____ Record list

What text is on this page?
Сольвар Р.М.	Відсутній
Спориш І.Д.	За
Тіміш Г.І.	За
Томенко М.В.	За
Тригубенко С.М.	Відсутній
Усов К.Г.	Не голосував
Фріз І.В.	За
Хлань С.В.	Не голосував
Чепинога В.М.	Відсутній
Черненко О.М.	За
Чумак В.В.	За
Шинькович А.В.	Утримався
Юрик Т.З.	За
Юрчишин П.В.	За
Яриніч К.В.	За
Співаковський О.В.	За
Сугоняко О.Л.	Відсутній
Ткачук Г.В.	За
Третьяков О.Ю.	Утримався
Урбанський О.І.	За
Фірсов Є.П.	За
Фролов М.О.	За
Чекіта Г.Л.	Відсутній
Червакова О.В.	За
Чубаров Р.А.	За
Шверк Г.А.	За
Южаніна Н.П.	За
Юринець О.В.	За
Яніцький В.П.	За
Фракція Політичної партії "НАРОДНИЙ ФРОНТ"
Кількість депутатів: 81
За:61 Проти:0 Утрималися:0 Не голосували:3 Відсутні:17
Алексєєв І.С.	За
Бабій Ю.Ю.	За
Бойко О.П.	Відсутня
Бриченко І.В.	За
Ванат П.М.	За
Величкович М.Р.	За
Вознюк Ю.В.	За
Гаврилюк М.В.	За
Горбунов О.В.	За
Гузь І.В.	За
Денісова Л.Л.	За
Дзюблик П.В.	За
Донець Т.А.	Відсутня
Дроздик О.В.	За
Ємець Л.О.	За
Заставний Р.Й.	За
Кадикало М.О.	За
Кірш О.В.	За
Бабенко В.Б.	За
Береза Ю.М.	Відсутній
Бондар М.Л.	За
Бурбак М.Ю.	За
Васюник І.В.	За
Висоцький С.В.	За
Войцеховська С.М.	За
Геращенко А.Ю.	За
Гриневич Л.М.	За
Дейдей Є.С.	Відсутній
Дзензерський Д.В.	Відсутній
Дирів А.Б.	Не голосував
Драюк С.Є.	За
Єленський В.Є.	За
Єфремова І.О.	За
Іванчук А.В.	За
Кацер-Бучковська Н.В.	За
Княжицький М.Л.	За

________

= Problem description =
Identify each line in the entries with the word "Відсутній" and copy it.

= The answer =
Сольвар Р.М.	Відсутній
Тригубенко С.М.	Відсутній
Чепинога В.М.	Відсутній
Сугоняко О.Л.	Відсутній
Чекіта Г.Л.	Відсутній
Береза Ю.М.	Відсутній
Дейдей Є.С.	Відсутній
Дзензерський Д.В.	Відсутній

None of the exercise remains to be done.